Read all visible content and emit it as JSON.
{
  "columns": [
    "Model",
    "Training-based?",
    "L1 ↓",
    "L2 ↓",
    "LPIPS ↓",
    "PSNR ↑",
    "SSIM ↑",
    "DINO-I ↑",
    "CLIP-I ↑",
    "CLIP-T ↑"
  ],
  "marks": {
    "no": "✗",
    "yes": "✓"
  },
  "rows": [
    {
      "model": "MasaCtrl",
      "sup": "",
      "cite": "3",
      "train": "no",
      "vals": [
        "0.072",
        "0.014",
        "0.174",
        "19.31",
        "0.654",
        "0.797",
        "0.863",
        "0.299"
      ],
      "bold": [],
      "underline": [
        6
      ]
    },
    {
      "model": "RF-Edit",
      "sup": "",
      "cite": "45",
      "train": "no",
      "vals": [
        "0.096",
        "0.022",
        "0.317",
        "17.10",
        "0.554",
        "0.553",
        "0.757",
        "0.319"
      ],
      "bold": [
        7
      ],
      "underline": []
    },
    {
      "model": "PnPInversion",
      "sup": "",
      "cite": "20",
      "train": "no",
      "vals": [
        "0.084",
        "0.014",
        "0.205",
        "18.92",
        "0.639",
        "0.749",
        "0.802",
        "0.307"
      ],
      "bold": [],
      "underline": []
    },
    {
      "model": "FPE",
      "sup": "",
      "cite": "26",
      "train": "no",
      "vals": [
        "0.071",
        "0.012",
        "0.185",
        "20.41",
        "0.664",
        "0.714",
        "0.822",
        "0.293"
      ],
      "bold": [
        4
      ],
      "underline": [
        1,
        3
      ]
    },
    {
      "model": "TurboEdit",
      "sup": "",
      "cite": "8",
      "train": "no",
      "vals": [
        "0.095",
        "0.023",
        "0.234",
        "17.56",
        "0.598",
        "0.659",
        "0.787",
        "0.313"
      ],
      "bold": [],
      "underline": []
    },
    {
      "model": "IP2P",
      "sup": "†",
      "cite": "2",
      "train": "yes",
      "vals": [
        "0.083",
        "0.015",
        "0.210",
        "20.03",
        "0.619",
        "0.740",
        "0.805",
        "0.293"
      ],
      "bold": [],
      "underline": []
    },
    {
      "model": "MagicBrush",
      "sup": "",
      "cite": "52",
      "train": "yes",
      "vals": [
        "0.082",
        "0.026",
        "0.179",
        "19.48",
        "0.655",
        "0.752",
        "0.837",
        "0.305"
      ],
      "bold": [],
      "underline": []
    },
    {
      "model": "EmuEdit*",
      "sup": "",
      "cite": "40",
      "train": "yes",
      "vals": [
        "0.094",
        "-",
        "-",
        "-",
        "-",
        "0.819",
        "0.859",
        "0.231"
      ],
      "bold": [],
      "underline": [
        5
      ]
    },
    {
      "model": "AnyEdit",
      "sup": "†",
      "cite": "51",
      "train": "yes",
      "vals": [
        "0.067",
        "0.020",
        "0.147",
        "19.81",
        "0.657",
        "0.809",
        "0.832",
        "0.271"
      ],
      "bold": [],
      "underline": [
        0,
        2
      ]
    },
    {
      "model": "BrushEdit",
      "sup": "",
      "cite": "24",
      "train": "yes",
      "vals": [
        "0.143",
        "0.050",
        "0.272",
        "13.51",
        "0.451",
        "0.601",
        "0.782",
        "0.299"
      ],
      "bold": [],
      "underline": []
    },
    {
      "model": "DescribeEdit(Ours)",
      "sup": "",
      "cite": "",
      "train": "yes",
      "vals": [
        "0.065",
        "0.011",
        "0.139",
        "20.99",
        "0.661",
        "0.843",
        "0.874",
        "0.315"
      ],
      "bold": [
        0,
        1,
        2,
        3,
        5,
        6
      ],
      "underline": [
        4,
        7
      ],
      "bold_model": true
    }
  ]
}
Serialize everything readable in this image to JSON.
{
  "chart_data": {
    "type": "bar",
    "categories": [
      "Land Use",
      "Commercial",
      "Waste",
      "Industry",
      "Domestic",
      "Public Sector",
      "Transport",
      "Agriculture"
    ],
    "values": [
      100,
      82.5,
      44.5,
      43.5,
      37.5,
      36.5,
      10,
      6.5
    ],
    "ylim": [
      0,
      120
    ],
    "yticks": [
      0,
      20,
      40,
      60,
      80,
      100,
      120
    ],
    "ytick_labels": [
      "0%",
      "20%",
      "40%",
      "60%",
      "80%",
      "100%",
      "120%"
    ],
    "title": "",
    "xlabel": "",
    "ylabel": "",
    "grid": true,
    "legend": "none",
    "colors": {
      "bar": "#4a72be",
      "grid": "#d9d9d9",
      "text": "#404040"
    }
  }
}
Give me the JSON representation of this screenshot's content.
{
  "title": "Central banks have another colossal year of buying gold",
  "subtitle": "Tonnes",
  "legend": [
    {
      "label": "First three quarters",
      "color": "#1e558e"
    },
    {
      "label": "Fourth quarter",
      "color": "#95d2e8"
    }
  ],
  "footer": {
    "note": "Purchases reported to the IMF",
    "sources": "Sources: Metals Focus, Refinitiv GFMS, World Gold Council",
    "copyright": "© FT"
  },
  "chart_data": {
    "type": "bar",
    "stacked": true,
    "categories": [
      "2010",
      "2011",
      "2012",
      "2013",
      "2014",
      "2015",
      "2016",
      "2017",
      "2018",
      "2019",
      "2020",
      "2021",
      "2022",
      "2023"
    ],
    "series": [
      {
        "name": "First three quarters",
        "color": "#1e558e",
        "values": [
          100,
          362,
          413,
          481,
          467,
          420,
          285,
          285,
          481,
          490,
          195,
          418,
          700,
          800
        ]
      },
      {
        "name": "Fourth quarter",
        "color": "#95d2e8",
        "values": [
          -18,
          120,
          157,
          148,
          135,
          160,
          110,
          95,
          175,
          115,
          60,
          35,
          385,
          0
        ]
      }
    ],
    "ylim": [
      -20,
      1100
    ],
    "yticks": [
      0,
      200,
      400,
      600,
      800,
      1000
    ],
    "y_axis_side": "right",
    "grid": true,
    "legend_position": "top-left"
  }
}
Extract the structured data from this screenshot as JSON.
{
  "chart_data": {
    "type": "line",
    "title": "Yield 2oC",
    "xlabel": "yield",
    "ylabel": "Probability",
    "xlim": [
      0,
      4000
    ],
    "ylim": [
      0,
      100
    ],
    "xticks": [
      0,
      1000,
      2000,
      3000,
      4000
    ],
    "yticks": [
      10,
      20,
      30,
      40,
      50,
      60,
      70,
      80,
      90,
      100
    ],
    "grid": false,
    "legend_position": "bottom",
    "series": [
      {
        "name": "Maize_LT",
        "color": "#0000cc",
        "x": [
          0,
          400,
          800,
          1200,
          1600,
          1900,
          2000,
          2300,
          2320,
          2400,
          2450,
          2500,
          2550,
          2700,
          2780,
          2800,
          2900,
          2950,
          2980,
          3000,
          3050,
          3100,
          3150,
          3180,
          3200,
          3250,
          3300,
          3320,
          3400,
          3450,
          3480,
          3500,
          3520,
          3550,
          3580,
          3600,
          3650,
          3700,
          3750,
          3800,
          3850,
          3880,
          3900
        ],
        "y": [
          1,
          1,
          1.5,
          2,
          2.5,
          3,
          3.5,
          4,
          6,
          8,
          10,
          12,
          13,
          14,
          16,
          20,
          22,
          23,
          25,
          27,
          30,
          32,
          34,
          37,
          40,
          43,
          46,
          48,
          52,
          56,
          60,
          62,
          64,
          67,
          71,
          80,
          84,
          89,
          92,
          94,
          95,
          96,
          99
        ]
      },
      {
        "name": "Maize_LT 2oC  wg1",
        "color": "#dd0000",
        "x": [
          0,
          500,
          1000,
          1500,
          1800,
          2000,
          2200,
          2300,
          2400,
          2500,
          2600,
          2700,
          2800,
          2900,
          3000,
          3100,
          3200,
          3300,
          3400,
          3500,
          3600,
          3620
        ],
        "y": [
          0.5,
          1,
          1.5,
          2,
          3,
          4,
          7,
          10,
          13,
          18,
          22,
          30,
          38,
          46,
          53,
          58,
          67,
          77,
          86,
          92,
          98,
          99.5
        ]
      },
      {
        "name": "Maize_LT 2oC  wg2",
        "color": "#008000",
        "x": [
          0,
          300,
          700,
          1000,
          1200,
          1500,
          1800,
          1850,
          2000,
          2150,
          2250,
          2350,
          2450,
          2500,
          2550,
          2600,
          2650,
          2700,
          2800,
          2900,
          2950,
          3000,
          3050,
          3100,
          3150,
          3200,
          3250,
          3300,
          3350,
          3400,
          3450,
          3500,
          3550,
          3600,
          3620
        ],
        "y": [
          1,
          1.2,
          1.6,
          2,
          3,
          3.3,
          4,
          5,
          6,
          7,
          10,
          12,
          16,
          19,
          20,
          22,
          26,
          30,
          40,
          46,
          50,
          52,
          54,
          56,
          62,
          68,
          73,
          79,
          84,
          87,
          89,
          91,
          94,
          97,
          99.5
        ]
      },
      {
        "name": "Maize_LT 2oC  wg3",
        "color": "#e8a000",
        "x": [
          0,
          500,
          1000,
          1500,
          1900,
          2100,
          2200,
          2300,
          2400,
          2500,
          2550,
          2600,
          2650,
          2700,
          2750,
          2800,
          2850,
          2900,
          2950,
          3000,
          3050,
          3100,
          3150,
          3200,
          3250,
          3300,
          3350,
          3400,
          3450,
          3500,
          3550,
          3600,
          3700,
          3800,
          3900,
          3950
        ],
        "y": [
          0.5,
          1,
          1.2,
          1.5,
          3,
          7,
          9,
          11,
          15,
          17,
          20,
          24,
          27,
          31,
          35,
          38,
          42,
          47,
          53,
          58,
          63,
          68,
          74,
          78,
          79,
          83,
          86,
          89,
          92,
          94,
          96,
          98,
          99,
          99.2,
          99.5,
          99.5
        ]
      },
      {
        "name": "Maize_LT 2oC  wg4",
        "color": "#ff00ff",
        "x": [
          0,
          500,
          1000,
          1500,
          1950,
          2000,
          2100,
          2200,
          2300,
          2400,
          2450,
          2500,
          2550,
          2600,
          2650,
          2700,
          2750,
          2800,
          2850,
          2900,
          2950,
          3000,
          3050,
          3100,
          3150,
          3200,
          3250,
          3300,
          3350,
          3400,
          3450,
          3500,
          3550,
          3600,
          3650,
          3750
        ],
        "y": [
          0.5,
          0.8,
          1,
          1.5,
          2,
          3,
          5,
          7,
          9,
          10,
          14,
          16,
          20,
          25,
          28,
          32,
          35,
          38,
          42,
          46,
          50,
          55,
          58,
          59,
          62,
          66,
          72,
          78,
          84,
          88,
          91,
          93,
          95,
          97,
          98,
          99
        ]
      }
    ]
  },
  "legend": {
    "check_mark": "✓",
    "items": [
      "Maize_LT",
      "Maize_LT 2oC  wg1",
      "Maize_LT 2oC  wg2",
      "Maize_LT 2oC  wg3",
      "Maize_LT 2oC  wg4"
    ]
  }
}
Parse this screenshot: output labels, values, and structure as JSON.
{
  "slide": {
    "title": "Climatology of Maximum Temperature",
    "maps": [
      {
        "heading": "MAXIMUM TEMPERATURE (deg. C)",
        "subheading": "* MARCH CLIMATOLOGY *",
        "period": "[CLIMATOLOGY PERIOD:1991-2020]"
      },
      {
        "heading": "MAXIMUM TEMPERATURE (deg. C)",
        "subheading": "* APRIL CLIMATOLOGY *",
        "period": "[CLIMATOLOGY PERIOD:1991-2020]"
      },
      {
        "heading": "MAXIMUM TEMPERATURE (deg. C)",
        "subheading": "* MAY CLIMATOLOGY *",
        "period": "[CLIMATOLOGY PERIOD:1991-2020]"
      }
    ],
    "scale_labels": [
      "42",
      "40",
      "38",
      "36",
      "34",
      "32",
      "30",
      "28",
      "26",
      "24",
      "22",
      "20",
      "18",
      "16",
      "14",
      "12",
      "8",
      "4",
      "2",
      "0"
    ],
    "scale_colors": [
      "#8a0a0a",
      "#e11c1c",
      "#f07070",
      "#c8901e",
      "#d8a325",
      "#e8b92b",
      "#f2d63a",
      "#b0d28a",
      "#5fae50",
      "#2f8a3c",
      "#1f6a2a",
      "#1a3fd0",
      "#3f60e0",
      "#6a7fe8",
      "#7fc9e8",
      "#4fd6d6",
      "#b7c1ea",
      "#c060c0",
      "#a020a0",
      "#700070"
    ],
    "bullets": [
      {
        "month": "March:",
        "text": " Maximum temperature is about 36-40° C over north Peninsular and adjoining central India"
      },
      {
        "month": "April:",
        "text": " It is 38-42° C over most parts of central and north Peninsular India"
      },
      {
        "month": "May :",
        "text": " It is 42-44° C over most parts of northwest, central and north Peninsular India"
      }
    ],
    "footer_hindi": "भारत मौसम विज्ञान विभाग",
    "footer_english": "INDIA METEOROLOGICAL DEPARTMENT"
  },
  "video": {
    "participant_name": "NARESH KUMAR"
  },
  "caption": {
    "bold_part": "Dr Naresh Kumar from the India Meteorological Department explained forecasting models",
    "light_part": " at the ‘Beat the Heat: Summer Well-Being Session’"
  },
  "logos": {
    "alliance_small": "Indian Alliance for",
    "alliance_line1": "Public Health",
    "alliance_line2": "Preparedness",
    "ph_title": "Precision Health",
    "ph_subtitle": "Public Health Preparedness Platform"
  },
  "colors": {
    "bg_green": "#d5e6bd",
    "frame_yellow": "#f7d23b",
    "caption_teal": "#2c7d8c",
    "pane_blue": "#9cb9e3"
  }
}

-=-=-=-=-

DO THIS: Identify the lines of the data that contain the word "most". Copy each of them.

ANSWER TO THIS TASK:
        "text": " It is 38-42° C over most parts of central and north Peninsular India"
        "text": " It is 42-44° C over most parts of northwest, central and north Peninsular India"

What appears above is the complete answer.